INFORMATION SHOWN:
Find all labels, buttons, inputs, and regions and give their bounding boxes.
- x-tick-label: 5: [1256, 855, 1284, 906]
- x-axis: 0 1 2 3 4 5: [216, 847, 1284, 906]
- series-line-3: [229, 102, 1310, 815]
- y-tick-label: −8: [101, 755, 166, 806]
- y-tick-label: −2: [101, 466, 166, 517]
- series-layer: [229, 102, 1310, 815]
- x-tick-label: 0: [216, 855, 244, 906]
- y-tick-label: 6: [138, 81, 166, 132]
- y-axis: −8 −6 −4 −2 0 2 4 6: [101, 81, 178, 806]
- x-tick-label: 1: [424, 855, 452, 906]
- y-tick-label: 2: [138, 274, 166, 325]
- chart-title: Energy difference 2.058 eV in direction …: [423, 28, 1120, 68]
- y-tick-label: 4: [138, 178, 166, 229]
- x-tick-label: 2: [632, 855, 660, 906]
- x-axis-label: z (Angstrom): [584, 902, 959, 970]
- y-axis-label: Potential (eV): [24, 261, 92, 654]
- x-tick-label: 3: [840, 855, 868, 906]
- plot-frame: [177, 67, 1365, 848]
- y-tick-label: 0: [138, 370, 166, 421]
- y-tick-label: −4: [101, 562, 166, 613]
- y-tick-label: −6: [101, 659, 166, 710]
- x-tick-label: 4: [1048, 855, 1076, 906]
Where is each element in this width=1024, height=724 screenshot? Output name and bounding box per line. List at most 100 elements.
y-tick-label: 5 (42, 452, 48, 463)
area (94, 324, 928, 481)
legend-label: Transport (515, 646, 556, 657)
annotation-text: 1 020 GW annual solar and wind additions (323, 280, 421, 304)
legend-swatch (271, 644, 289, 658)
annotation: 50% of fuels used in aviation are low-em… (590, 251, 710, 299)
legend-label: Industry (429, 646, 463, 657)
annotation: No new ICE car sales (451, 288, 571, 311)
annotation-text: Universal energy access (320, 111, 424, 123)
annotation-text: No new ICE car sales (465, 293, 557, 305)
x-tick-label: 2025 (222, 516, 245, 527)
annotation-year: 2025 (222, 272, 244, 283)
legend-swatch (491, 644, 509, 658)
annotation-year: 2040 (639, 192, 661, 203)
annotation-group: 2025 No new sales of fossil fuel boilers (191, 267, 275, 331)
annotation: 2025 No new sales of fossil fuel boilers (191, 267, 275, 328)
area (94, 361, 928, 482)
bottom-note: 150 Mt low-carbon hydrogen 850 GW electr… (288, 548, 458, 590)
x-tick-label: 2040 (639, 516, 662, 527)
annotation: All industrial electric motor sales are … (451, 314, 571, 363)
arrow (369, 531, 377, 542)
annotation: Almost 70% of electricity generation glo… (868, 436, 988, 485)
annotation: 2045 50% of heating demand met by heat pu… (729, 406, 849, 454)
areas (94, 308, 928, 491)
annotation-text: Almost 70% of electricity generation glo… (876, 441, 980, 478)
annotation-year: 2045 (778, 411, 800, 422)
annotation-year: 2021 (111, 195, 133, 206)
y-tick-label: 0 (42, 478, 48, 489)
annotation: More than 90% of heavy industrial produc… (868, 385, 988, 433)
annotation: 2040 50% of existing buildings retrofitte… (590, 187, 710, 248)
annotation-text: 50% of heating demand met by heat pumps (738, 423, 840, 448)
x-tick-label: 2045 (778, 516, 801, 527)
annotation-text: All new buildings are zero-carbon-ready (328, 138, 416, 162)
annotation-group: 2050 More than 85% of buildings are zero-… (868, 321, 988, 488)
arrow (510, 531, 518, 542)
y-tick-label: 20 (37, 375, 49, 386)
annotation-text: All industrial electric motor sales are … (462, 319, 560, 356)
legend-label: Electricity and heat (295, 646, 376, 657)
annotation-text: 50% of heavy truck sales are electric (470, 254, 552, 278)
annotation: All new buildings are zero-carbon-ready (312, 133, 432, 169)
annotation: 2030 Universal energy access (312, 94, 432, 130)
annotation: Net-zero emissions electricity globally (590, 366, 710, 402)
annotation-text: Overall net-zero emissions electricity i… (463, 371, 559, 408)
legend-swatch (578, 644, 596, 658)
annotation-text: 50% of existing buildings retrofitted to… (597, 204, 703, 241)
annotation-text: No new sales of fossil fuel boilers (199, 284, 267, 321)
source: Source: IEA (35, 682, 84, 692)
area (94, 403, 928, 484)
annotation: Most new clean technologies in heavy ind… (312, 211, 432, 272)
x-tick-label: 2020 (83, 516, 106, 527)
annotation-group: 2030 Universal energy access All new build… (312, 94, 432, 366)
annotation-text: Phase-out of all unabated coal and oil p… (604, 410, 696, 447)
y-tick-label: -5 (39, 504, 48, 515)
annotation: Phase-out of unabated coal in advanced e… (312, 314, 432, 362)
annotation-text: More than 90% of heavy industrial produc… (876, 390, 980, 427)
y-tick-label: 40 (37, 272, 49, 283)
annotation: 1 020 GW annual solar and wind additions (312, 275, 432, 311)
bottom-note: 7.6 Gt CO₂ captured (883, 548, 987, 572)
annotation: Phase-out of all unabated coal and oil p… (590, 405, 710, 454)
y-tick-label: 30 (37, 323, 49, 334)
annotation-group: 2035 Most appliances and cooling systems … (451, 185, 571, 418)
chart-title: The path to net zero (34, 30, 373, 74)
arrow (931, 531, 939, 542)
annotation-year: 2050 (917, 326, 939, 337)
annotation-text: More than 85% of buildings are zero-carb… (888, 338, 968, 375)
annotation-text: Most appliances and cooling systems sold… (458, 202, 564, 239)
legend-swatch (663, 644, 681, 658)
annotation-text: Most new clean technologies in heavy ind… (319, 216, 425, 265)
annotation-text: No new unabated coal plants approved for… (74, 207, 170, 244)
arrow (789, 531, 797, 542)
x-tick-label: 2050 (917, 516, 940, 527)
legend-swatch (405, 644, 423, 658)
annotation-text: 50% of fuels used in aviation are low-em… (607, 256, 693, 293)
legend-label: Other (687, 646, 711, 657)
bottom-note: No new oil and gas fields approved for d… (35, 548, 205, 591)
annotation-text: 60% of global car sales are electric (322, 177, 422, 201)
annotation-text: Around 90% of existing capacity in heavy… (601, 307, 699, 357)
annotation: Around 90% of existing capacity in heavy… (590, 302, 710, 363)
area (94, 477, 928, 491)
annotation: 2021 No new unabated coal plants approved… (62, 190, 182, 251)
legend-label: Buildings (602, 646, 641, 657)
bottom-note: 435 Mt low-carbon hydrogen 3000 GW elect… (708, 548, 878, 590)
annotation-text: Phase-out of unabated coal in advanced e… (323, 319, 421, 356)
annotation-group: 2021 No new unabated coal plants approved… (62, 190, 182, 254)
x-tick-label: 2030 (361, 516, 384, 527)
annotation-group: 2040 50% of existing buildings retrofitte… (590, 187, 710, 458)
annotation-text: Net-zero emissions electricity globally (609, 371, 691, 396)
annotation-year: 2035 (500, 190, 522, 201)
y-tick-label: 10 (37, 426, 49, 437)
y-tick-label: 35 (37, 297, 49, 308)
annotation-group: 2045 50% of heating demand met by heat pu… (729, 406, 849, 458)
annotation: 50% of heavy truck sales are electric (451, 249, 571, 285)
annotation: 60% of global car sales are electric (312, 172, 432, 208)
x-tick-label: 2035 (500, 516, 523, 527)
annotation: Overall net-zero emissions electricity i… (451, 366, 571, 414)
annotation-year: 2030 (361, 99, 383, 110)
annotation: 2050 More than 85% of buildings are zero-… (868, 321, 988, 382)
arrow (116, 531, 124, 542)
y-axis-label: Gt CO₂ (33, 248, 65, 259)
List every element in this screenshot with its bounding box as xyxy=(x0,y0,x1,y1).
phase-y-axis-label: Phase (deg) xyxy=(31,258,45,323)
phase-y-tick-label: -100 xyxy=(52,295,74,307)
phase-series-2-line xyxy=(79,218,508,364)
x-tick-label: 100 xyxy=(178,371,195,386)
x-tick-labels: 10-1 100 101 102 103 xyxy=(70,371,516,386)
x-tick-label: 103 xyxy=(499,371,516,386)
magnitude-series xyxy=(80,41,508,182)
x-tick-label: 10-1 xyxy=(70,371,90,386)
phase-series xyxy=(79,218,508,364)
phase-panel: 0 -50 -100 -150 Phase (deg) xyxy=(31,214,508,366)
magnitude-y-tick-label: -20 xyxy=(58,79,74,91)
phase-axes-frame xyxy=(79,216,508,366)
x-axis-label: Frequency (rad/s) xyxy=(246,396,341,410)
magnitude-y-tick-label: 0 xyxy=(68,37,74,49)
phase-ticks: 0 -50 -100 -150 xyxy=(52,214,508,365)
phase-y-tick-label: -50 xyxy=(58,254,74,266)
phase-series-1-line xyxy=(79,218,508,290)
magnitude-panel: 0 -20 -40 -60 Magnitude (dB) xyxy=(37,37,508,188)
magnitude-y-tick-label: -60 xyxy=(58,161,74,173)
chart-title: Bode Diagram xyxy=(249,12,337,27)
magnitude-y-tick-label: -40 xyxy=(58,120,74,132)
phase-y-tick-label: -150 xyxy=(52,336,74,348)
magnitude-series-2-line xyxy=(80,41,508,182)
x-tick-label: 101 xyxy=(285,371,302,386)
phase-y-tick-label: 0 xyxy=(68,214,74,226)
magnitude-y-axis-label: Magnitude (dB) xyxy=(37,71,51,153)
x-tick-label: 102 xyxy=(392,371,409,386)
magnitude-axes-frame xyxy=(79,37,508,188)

INSTRUCTIONS TO FOLLOW: Lay out everything from the start of the entries down to the line containing "- plot-frame: [177, 67, 1365, 848]", both ends included, as a Markdown table with the columns Row and Line. Give each line its own numbered row and leave out any blank lines.

RESPONSE FOR THIS EXERCISE:
| Row | Line |
|---|---|
| 1 | Find all labels, buttons, inputs, and regions and give their bounding boxes. |
| 2 | - x-tick-label: 5: [1256, 855, 1284, 906] |
| 3 | - x-axis: 0 1 2 3 4 5: [216, 847, 1284, 906] |
| 4 | - series-line-3: [229, 102, 1310, 815] |
| 5 | - y-tick-label: −8: [101, 755, 166, 806] |
| 6 | - y-tick-label: −2: [101, 466, 166, 517] |
| 7 | - series-layer: [229, 102, 1310, 815] |
| 8 | - x-tick-label: 0: [216, 855, 244, 906] |
| 9 | - y-tick-label: 6: [138, 81, 166, 132] |
| 10 | - y-axis: −8 −6 −4 −2 0 2 4 6: [101, 81, 178, 806] |
| 11 | - x-tick-label: 1: [424, 855, 452, 906] |
| 12 | - y-tick-label: 2: [138, 274, 166, 325] |
| 13 | - chart-title: Energy difference 2.058 eV in direction …: [423, 28, 1120, 68] |
| 14 | - y-tick-label: 4: [138, 178, 166, 229] |
| 15 | - x-tick-label: 2: [632, 855, 660, 906] |
| 16 | - x-axis-label: z (Angstrom): [584, 902, 959, 970] |
| 17 | - y-axis-label: Potential (eV): [24, 261, 92, 654] |
| 18 | - x-tick-label: 3: [840, 855, 868, 906] |
| 19 | - plot-frame: [177, 67, 1365, 848] |